# Task to complete:
From the entries below, gather each line containing the word "fəsiləyə".

# Collected data:
════════════════
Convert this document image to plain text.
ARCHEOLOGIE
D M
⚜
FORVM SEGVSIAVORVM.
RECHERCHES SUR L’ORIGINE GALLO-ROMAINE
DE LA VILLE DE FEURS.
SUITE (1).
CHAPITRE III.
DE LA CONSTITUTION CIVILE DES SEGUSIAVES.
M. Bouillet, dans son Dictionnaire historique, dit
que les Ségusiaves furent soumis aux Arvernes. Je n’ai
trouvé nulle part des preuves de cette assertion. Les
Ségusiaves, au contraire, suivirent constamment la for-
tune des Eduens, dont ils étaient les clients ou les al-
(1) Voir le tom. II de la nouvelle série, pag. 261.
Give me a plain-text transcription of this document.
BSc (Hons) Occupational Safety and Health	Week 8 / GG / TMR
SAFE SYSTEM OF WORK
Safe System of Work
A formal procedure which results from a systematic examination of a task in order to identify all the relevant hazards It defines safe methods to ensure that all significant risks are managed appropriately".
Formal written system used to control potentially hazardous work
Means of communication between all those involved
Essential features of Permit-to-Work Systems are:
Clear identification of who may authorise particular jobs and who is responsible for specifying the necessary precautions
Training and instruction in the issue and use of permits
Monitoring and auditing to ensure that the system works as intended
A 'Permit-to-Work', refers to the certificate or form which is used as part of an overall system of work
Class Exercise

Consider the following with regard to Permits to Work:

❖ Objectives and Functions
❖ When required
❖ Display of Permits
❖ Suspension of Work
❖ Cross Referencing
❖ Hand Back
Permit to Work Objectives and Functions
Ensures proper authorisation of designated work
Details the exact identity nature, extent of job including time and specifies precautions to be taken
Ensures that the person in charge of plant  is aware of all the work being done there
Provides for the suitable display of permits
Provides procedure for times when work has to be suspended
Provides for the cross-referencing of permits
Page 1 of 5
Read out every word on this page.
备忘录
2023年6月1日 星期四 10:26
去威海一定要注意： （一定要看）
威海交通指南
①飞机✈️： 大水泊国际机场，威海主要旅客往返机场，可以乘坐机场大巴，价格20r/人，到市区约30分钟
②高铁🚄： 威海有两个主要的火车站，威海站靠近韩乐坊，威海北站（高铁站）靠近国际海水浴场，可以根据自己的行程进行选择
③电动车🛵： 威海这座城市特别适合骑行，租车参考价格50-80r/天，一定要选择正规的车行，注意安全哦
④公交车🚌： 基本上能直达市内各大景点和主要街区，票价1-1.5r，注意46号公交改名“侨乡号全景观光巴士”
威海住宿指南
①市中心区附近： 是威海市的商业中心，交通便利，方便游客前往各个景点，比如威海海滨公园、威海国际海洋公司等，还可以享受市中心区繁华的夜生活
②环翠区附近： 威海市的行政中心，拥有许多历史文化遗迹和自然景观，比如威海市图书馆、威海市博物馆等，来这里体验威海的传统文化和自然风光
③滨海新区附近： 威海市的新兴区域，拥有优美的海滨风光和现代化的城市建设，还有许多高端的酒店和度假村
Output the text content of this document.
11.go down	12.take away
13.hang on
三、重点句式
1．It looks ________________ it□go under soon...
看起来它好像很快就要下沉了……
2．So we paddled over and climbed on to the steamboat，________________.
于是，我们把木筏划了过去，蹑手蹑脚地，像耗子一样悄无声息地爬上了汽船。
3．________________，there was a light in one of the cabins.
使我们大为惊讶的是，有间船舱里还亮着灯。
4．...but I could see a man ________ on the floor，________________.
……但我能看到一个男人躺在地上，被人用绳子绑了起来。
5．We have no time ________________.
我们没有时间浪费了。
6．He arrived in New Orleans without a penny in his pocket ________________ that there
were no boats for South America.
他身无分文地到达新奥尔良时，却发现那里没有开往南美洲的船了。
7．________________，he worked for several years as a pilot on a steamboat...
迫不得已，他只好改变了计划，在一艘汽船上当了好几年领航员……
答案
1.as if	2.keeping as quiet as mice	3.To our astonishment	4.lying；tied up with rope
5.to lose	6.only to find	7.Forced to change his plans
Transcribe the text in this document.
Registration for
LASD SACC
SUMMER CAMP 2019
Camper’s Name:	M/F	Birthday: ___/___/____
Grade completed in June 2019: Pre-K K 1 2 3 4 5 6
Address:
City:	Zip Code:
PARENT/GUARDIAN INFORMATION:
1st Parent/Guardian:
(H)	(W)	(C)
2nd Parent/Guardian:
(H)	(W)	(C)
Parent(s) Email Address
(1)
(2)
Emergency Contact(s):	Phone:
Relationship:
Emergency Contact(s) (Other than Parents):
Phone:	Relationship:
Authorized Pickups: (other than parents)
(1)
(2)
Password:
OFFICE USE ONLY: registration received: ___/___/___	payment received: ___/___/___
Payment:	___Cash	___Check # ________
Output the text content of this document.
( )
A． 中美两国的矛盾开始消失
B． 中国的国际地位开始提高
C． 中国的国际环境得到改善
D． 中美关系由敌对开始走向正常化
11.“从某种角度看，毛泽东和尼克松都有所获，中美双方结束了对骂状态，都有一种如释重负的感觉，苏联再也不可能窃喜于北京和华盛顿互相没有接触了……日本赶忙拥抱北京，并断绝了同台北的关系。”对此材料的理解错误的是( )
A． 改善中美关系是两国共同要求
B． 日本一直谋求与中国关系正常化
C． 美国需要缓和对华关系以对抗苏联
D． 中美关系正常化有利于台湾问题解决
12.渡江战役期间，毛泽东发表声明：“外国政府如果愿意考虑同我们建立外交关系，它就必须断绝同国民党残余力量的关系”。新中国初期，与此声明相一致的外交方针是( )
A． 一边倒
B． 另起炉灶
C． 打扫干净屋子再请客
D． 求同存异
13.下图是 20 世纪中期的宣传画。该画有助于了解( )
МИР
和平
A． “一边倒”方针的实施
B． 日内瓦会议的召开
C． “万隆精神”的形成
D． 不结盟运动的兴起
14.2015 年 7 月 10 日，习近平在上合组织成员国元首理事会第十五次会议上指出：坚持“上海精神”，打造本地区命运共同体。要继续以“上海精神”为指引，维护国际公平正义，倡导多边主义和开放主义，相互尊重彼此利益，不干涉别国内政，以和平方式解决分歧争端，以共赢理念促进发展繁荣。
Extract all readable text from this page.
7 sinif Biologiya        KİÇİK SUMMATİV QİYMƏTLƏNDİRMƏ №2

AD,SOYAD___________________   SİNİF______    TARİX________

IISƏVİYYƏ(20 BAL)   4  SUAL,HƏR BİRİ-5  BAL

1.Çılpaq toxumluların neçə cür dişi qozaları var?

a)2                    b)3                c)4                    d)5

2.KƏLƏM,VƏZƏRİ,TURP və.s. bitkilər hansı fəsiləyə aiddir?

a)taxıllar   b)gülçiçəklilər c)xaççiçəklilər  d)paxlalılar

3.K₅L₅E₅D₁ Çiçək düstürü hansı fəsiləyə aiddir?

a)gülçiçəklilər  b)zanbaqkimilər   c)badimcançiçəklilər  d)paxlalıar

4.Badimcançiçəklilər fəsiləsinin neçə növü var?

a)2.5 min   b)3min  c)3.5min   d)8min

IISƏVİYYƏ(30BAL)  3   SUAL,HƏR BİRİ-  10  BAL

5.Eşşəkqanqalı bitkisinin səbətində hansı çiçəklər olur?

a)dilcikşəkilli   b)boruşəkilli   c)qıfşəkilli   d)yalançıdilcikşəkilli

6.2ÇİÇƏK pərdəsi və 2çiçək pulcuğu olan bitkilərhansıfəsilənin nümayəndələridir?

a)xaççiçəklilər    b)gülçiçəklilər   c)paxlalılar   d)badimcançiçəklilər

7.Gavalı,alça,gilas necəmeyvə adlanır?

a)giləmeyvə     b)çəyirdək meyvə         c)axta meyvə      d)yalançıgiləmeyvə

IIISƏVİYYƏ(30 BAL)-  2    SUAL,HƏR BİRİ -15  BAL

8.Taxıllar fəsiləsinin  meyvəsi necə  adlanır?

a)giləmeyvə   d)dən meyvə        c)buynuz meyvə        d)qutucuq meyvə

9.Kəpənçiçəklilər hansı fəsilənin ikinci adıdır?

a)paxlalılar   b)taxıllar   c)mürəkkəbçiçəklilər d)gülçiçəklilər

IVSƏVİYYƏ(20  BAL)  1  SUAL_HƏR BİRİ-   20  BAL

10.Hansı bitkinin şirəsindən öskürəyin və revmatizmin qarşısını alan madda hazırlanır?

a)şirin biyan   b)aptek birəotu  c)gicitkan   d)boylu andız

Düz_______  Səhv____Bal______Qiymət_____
════════════════
# Output of the task:
2.KƏLƏM,VƏZƏRİ,TURP və.s. bitkilər hansı fəsiləyə aiddir?
3.K₅L₅E₅D₁ Çiçək düstürü hansı fəsiləyə aiddir?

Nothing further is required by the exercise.